== Extrait du texte ==

Mercedes-Benz 450 SLC 5.0 : un demi-chef-d'oeuvre oublié
« La 450 SLC 5.0 s’apparente presque à une version expérimentale, en premier lieu parce que son huit-cylindres présente une cylindrée spécifique et éphémère de 5025 cm3, versus 4973 cm3 pour celui des 500 qui vont suivre »
De nos jours, le coupé SLC ne bénéficie que d’une aura contrariée auprès des collectionneurs. Non seulement l’auto se morfond dans l’ombre du cabriolet SL issu de la même série — un modèle de plus en plus convoité par les temps qui courent — mais en plus, dans l’histoire de son constructeur, elle se trouve en quelque sorte coincée entre deux légendes : les coupés W111 arrêtés en 1971 d’une part et leurs lointains successeurs C126 apparus dix ans plus tard. Entre ces deux dates, la SLC aura connu un succès commercial honorable pour une voiture de cette catégorie mais, avec le recul du temps, sa carrière ressemble davantage à un intérim discret qu’à une réussite revendiquée sans ambages par l’Étoile qui, bien que très attentive à son patrimoine, n’évoque que très rarement l’auto dans les rétrospectives qu’elle organise ou auxquelles elle participe. Situation d’autant plus injuste quand on se souvient que c’est bien ce modèle qui a inauguré une cylindrée devenue iconique chez Mercedes !
Un coupé sportif et léger (ou pas)
Nous avons déjà relaté dans le détail l’histoire de la SLC, aussi n’y reviendrons-nous ici que de façon succincte. Rappelons toutefois que c’est la série 107, présentée en 1971, qui fut chargée d’étrenner un spectaculaire renouvellement du design maison. Tournant le dos aux préceptes initiés douze ans plus tôt par la série des berlines Heckflosse — incarnés notamment par les phares verticaux —, le roadster SL et le coupé SLC vont ainsi couronner la gamme Mercedes dans un style très différent de leurs prédécesseurs respectifs. Mais si la carrosserie ouverte prend logiquement la suite de la regrettée Pagode, l’identité de la version fermée s’inscrit dès l’abord dans une forme d’ambiguïté. Plus compacte que les grands coupés et cabriolets patriciens dont la série avait culminé avec les très désirables 280 SE 3.5, la 350 SLC commercialisée à l’automne 71 ne parvient pas à acquérir la légitimité nécessaire pour leur succéder réellement. Établi sur la base d’un empattement allongé de 36 centimètres par rapport au roadster, le nouveau coupé souffre de proportions souvent jugées moins équilibrées et, en raison de son mimétisme esthétique, ne se démarque pas suffisamment de la SL. Celle-ci, au contraire, va remporter les suffrages d’une clientèle séduite par l’agrément de cette décapotable à la fois puissante et fiable, capable de surcroît d’affronter la mauvaise saison dans de bonnes conditions grâce à son hard-top, offrant de la sorte deux voitures en une.

===
== Données de l'exercice ==

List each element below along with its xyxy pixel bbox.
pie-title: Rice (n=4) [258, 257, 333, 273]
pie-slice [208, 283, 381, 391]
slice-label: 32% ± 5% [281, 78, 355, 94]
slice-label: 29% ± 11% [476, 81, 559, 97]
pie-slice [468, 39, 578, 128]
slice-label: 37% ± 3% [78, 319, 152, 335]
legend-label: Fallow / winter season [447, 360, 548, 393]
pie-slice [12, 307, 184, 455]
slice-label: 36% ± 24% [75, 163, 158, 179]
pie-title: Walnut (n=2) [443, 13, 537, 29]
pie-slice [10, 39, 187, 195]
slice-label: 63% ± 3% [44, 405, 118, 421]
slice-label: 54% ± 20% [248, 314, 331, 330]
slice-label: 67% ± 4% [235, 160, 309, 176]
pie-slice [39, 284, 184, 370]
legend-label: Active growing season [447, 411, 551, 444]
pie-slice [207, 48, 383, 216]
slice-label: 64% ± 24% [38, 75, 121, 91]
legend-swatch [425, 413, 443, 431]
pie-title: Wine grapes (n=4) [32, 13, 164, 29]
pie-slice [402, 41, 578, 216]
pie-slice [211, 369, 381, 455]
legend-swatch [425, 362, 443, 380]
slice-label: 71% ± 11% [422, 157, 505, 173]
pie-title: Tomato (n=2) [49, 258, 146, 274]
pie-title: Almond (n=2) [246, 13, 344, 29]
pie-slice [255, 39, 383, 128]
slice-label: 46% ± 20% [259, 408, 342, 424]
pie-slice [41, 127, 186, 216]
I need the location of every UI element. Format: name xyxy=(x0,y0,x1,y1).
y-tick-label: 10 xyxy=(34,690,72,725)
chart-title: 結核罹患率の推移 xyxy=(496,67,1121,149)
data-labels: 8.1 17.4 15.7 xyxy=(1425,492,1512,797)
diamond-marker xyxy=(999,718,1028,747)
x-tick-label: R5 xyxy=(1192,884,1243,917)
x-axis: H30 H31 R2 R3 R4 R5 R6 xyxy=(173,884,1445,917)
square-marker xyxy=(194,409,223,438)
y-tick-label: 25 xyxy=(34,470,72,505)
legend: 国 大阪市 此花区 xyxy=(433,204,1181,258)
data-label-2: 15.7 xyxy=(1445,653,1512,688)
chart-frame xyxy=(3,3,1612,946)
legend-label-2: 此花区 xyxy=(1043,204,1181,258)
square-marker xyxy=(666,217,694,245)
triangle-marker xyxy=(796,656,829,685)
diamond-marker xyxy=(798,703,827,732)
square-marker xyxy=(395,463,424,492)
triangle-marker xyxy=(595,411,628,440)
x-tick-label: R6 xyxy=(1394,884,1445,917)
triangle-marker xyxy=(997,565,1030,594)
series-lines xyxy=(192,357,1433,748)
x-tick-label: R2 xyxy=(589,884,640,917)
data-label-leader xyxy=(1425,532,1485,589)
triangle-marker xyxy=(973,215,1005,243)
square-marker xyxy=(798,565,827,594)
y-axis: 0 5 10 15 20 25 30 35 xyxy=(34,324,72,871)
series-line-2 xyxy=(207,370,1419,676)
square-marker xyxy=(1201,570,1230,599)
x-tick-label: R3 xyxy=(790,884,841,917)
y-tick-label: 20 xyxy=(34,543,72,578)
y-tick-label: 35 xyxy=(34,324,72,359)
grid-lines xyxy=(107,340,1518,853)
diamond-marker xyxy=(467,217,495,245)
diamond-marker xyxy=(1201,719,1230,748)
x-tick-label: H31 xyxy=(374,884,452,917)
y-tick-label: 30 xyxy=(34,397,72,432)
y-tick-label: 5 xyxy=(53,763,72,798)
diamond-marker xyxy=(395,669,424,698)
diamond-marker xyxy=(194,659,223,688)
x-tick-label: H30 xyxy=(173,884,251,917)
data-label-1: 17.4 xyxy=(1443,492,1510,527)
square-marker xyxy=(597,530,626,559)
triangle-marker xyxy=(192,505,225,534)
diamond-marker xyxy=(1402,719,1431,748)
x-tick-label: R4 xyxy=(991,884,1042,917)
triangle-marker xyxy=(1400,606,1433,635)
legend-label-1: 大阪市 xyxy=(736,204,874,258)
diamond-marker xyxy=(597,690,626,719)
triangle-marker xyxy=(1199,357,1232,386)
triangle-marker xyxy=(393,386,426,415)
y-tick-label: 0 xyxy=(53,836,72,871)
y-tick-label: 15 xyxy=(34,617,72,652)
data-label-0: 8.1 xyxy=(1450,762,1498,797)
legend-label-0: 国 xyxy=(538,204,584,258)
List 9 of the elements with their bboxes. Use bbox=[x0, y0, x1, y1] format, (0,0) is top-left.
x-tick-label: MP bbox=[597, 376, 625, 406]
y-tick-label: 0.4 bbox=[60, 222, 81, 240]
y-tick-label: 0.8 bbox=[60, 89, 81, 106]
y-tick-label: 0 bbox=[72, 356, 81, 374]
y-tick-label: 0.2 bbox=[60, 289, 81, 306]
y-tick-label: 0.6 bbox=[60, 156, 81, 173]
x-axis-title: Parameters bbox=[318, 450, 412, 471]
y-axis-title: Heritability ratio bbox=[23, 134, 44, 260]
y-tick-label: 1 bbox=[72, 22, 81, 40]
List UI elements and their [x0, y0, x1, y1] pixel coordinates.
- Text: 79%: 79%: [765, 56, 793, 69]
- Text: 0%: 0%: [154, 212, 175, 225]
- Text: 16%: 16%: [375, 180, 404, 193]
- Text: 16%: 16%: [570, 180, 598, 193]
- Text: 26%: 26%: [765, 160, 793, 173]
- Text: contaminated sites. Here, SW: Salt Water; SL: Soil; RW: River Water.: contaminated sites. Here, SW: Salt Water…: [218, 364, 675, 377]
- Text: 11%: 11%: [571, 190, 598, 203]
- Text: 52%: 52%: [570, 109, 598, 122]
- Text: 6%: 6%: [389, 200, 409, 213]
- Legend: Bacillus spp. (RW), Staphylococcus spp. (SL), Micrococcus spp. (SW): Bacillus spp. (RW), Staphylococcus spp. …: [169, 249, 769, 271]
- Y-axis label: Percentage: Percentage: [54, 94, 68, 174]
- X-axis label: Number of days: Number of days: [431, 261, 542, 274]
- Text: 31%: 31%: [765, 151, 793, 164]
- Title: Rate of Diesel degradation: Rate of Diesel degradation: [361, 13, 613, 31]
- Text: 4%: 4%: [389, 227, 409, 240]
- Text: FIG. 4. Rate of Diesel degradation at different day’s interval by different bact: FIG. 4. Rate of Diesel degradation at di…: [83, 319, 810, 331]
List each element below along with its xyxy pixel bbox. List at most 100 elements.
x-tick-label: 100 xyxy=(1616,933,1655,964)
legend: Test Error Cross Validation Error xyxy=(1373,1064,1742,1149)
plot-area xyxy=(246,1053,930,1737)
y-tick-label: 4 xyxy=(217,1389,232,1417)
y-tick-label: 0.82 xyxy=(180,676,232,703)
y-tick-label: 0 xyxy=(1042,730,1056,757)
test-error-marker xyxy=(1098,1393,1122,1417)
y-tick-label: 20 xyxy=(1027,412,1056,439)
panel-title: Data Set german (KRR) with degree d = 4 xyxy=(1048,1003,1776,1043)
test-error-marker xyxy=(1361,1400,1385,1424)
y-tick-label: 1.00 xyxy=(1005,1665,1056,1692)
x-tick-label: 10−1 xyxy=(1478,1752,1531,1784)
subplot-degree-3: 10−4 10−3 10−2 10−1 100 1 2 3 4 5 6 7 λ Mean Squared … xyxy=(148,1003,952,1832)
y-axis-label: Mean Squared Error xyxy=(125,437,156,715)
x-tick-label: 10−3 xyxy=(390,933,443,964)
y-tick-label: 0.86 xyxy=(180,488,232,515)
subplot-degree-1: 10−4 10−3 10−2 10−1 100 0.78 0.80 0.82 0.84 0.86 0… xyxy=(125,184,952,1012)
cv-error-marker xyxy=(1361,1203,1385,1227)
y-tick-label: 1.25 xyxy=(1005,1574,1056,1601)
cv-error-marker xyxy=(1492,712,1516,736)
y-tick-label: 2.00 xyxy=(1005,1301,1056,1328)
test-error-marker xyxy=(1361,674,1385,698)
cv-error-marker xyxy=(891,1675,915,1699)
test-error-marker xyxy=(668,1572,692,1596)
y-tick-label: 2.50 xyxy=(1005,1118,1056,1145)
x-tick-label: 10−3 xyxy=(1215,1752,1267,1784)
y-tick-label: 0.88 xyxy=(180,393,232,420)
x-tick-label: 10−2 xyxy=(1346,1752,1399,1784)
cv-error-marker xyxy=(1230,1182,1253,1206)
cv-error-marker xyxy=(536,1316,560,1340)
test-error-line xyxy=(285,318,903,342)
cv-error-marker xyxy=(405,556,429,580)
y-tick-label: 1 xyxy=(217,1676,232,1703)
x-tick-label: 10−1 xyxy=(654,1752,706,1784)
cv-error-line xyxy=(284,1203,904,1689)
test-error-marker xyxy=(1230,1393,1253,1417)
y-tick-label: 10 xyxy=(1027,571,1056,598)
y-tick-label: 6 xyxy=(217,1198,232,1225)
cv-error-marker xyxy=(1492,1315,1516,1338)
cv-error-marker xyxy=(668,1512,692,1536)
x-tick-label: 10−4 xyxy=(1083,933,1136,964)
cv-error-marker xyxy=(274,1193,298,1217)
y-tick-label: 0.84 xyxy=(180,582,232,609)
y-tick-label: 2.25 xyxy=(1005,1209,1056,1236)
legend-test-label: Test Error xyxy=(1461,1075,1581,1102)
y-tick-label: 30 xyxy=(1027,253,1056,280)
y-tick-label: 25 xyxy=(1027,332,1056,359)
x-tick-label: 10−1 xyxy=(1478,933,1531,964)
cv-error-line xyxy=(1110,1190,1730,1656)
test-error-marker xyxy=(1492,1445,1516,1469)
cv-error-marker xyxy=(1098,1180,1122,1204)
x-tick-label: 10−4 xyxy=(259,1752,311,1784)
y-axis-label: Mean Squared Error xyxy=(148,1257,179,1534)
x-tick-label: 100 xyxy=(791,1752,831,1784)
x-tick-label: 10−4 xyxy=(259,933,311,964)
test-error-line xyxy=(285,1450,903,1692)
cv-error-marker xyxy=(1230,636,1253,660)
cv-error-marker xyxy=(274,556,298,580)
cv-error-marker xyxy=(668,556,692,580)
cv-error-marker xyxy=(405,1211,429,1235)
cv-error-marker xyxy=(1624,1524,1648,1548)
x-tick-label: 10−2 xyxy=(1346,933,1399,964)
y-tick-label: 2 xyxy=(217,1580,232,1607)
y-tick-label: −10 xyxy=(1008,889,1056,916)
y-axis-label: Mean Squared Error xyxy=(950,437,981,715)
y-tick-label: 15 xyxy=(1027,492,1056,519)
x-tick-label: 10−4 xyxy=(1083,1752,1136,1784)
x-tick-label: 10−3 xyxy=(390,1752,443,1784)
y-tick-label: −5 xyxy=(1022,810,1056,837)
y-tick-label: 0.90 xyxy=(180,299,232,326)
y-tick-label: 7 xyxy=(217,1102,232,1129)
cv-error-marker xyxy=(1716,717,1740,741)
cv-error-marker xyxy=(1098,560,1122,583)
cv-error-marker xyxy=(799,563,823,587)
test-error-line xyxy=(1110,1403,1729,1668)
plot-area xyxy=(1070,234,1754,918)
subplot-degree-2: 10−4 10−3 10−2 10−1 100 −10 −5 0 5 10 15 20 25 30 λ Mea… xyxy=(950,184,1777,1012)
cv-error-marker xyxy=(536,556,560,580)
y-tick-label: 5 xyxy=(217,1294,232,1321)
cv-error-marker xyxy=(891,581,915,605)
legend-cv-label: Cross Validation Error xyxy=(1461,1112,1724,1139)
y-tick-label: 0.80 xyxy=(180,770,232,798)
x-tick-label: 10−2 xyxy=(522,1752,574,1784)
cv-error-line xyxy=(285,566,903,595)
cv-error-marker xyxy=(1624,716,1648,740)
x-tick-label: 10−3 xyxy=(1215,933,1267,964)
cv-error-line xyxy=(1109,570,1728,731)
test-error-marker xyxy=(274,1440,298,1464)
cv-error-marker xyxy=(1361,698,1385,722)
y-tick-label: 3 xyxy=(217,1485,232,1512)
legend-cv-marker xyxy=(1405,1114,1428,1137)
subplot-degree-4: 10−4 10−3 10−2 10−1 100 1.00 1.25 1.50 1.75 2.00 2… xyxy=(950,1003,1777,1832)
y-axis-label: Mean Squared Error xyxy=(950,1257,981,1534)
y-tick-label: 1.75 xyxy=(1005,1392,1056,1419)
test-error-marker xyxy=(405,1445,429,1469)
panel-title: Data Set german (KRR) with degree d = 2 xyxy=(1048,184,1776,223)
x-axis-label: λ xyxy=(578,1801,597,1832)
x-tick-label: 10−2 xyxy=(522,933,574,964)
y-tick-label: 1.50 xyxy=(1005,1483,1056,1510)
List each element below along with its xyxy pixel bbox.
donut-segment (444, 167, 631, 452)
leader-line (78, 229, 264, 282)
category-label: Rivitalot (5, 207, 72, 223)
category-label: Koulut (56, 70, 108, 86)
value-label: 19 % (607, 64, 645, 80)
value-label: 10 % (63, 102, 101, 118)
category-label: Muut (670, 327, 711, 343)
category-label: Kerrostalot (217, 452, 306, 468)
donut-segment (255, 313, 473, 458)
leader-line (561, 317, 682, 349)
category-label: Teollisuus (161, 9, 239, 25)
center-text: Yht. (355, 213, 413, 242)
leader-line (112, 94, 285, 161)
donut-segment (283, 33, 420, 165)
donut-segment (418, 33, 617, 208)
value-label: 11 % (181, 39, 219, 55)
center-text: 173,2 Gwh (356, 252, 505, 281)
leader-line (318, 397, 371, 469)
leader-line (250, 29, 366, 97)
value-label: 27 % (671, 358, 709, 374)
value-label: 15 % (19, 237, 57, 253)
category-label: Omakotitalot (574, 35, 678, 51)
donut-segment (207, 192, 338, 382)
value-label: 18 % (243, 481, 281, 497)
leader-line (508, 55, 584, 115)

===

Tâches à réaliser:
a) Retapez fidèlement tout ce qui va du début des enregistrements jusqu'à la ligne contenant « slice-label: 54% ± 20% [248, 314, 331, 330] », celle-ci comprise.
b) Poursuivez l'article consacré à la Mercedes-Benz 450 SLC 5.0 à partir de sa dernière phrase.

Exercices corrigés:
a)
List each element below along with its xyxy pixel bbox.
pie-title: Rice (n=4) [258, 257, 333, 273]
pie-slice [208, 283, 381, 391]
slice-label: 32% ± 5% [281, 78, 355, 94]
slice-label: 29% ± 11% [476, 81, 559, 97]
pie-slice [468, 39, 578, 128]
slice-label: 37% ± 3% [78, 319, 152, 335]
legend-label: Fallow / winter season [447, 360, 548, 393]
pie-slice [12, 307, 184, 455]
slice-label: 36% ± 24% [75, 163, 158, 179]
pie-title: Walnut (n=2) [443, 13, 537, 29]
pie-slice [10, 39, 187, 195]
slice-label: 63% ± 3% [44, 405, 118, 421]
slice-label: 54% ± 20% [248, 314, 331, 330]

b)
L’enfant caché de Stuttgart
La SLC, dont la gamme de moteurs est strictement identique à celle du roadster, n’a que peu d’arguments à faire valoir pour justifier un prix plus élevé de 20 %, mis à part un coffre un peu plus volumineux et des places arrière réellement utilisables (la banquette optionnelle de la SL étant réservée aux enfants en bas âge ou aux contorsionnistes). C’est peu, on en conviendra, d’autant que la capacité d’emport ou l’habitabilité n’arrivent évidemment pas en tête des préoccupations lorsqu’on envisage l’acquisition d’un coupé ou d’un cabriolet… Conscient d’avoir loupé sa cible, Mercedes ajustera très opportunément le tir avec la série des coupés SEC, plus convaincants à tous égards et, tandis que la SL continuera sa route jusqu’en 1989, la SLC aura disparu huit ans auparavant dans l’indifférence générale, laquelle persiste aujourd’hui encore. Lorsqu’on visite le Mercedes-Benz Museum, ce ne sont pas les hommages aux différentes générations de SL qui manquent — et le roadster R107 appartient à la collection des voitures exposées en permanence. En revanche, ceux qui voudraient admirer un exemplaire de SLC doivent faire preuve de vigilance, car la seule voiture de cette série présentée à Stuttgart est une version de course, furtivement présentée à l’avant-dernier niveau, dans un environnement sombre et à l’éclairage parcimonieux. Un exemplaire qui mériterait pourtant de meilleures conditions d’exposition lorsqu’on connaît son histoire, ses caractéristiques et son palmarès en compétition !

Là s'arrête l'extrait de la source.